** Start DATA ENTRIES **

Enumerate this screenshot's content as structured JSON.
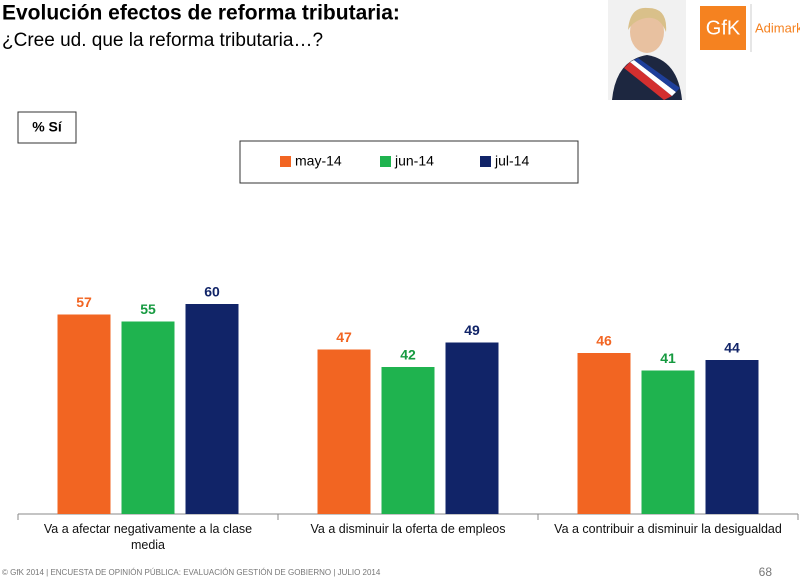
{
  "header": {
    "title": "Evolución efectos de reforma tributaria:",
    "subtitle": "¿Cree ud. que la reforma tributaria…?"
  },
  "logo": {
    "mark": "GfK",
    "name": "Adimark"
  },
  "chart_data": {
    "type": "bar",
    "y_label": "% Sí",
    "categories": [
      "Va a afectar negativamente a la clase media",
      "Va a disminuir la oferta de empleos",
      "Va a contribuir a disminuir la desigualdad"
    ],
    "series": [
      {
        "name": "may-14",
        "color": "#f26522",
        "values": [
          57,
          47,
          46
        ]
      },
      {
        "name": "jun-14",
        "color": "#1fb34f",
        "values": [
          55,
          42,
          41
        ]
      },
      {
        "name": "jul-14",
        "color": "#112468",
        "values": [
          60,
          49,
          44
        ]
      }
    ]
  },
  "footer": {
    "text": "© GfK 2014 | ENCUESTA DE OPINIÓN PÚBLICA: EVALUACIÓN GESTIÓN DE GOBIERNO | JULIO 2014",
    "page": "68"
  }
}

** End DATA ENTRIES **

Send back the data above word for word, with the pictures left out.

— ANSWER FOR THE TASK —
Enumerate this screenshot's content as structured JSON.
{
  "header": {
    "title": "Evolución efectos de reforma tributaria:",
    "subtitle": "¿Cree ud. que la reforma tributaria…?"
  },
  "logo": {
    "mark": "GfK",
    "name": "Adimark"
  },
  "chart_data": {
    "type": "bar",
    "y_label": "% Sí",
    "categories": [
      "Va a afectar negativamente a la clase media",
      "Va a disminuir la oferta de empleos",
      "Va a contribuir a disminuir la desigualdad"
    ],
    "series": [
      {
        "name": "may-14",
        "color": "#f26522",
        "values": [
          57,
          47,
          46
        ]
      },
      {
        "name": "jun-14",
        "color": "#1fb34f",
        "values": [
          55,
          42,
          41
        ]
      },
      {
        "name": "jul-14",
        "color": "#112468",
        "values": [
          60,
          49,
          44
        ]
      }
    ]
  },
  "footer": {
    "text": "© GfK 2014 | ENCUESTA DE OPINIÓN PÚBLICA: EVALUACIÓN GESTIÓN DE GOBIERNO | JULIO 2014",
    "page": "68"
  }
}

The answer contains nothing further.